What is required: Search the data for the string "Linux" and gather each line it is in.

Supplied data:
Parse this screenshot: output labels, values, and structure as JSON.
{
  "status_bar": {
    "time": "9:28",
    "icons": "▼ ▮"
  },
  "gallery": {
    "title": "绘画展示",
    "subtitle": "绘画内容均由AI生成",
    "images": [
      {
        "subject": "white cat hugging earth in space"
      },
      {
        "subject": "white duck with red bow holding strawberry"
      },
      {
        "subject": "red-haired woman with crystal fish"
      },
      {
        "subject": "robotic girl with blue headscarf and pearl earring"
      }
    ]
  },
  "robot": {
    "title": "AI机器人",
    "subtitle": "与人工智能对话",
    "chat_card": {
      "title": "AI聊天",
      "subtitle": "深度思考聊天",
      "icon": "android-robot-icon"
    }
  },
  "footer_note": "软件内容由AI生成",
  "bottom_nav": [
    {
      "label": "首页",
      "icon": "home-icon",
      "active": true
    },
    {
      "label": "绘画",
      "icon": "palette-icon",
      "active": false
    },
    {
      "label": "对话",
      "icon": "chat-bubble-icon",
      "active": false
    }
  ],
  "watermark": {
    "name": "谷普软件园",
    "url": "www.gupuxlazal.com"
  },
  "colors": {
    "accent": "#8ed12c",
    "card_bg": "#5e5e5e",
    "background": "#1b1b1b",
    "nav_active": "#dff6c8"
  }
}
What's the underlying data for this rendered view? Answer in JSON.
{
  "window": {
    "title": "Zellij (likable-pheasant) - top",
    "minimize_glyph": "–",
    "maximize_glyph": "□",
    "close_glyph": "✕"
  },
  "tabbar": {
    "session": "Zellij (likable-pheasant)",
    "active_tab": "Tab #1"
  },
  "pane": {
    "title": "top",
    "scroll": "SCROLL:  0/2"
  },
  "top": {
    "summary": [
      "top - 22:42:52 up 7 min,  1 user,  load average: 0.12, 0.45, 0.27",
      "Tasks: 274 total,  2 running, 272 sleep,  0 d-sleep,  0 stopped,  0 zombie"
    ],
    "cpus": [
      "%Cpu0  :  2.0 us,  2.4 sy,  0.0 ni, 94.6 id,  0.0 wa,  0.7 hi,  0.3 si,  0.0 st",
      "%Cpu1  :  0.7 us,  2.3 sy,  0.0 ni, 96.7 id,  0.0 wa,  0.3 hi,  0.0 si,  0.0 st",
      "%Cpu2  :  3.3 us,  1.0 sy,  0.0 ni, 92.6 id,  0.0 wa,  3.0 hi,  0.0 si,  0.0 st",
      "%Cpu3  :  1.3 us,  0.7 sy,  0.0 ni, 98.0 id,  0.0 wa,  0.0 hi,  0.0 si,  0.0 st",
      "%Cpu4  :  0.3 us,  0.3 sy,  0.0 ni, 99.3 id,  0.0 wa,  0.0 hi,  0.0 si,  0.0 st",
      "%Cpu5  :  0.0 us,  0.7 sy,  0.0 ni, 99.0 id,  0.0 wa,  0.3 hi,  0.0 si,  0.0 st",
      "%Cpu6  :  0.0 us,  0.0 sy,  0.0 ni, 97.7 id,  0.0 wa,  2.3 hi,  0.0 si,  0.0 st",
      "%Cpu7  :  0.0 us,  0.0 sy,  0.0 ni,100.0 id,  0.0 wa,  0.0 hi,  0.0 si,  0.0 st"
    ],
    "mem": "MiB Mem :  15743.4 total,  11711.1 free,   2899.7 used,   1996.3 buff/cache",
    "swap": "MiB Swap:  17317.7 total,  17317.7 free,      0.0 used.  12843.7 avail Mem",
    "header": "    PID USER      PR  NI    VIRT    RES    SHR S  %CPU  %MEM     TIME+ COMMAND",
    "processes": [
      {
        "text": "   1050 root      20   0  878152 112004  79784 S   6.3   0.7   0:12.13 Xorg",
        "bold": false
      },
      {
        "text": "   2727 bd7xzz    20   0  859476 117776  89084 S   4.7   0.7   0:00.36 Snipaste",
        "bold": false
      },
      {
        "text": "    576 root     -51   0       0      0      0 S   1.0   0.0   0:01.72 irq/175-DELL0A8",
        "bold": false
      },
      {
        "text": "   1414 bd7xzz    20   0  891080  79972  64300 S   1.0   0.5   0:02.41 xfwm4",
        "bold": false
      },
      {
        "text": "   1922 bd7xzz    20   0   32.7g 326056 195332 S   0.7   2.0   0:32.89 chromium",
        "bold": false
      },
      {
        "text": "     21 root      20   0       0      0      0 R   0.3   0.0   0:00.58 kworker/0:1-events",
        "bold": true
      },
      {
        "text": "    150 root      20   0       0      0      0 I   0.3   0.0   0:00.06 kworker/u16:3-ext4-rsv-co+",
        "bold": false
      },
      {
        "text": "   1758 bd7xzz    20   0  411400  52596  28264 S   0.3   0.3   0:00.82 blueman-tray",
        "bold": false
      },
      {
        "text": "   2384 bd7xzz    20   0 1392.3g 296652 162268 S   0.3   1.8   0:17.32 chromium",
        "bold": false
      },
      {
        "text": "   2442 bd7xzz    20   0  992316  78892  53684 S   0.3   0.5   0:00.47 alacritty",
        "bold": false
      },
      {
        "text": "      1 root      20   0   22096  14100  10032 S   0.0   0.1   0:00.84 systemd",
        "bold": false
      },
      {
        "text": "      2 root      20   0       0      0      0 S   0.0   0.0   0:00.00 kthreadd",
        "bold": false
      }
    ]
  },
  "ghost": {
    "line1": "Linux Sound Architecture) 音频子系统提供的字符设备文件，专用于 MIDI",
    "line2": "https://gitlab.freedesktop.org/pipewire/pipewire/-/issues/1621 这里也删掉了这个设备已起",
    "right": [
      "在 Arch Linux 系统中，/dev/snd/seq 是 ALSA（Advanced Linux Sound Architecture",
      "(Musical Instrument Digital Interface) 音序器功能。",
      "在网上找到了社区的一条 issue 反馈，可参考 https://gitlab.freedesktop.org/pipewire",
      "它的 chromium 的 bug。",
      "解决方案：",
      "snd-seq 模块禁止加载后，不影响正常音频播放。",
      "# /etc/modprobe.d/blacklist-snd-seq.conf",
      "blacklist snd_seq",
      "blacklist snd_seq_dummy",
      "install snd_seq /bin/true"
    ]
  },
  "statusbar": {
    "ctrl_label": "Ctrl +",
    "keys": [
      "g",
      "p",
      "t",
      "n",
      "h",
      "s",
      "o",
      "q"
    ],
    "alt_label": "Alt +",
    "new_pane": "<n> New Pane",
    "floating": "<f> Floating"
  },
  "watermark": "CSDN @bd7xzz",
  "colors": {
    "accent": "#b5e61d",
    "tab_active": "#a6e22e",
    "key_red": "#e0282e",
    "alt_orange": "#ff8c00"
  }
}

Final answer:
    "line1": "Linux Sound Architecture) 音频子系统提供的字符设备文件，专用于 MIDI",
      "在 Arch Linux 系统中，/dev/snd/seq 是 ALSA（Advanced Linux Sound Architecture",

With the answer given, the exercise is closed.